### [Collected data entries]
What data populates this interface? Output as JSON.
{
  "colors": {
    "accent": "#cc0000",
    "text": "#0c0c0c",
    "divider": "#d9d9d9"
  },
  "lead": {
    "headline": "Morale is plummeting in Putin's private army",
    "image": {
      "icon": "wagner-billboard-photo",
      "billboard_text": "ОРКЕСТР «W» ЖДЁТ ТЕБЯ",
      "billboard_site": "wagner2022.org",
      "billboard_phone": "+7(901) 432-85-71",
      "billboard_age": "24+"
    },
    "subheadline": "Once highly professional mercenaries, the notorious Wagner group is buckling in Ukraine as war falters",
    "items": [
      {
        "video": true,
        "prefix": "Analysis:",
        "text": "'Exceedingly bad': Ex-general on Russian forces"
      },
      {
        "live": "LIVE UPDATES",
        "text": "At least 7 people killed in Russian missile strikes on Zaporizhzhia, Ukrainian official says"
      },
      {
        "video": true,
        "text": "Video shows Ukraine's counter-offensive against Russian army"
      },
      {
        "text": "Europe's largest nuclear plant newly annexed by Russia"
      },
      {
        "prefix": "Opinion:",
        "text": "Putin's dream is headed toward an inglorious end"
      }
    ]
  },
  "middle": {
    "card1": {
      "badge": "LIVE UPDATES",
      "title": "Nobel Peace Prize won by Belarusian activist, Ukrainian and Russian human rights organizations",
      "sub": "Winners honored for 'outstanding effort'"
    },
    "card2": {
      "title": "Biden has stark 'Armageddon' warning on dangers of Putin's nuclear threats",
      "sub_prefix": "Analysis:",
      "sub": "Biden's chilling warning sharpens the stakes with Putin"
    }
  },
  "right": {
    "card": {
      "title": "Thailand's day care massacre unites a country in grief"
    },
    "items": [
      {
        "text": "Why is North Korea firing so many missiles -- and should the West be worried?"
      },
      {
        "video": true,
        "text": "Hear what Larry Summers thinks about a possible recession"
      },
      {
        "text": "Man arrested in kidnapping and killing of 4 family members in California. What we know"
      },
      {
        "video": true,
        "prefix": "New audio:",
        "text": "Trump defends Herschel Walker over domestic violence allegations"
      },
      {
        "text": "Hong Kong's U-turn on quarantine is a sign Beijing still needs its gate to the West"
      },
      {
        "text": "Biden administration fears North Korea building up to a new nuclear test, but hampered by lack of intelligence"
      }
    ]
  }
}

### [TASK GOAL]
Retype every record above exactly as it appears.

### [TASK ANSWER]
What data populates this interface? Output as JSON.
{
  "colors": {
    "accent": "#cc0000",
    "text": "#0c0c0c",
    "divider": "#d9d9d9"
  },
  "lead": {
    "headline": "Morale is plummeting in Putin's private army",
    "image": {
      "icon": "wagner-billboard-photo",
      "billboard_text": "ОРКЕСТР «W» ЖДЁТ ТЕБЯ",
      "billboard_site": "wagner2022.org",
      "billboard_phone": "+7(901) 432-85-71",
      "billboard_age": "24+"
    },
    "subheadline": "Once highly professional mercenaries, the notorious Wagner group is buckling in Ukraine as war falters",
    "items": [
      {
        "video": true,
        "prefix": "Analysis:",
        "text": "'Exceedingly bad': Ex-general on Russian forces"
      },
      {
        "live": "LIVE UPDATES",
        "text": "At least 7 people killed in Russian missile strikes on Zaporizhzhia, Ukrainian official says"
      },
      {
        "video": true,
        "text": "Video shows Ukraine's counter-offensive against Russian army"
      },
      {
        "text": "Europe's largest nuclear plant newly annexed by Russia"
      },
      {
        "prefix": "Opinion:",
        "text": "Putin's dream is headed toward an inglorious end"
      }
    ]
  },
  "middle": {
    "card1": {
      "badge": "LIVE UPDATES",
      "title": "Nobel Peace Prize won by Belarusian activist, Ukrainian and Russian human rights organizations",
      "sub": "Winners honored for 'outstanding effort'"
    },
    "card2": {
      "title": "Biden has stark 'Armageddon' warning on dangers of Putin's nuclear threats",
      "sub_prefix": "Analysis:",
      "sub": "Biden's chilling warning sharpens the stakes with Putin"
    }
  },
  "right": {
    "card": {
      "title": "Thailand's day care massacre unites a country in grief"
    },
    "items": [
      {
        "text": "Why is North Korea firing so many missiles -- and should the West be worried?"
      },
      {
        "video": true,
        "text": "Hear what Larry Summers thinks about a possible recession"
      },
      {
        "text": "Man arrested in kidnapping and killing of 4 family members in California. What we know"
      },
      {
        "video": true,
        "prefix": "New audio:",
        "text": "Trump defends Herschel Walker over domestic violence allegations"
      },
      {
        "text": "Hong Kong's U-turn on quarantine is a sign Beijing still needs its gate to the West"
      },
      {
        "text": "Biden administration fears North Korea building up to a new nuclear test, but hampered by lack of intelligence"
      }
    ]
  }
}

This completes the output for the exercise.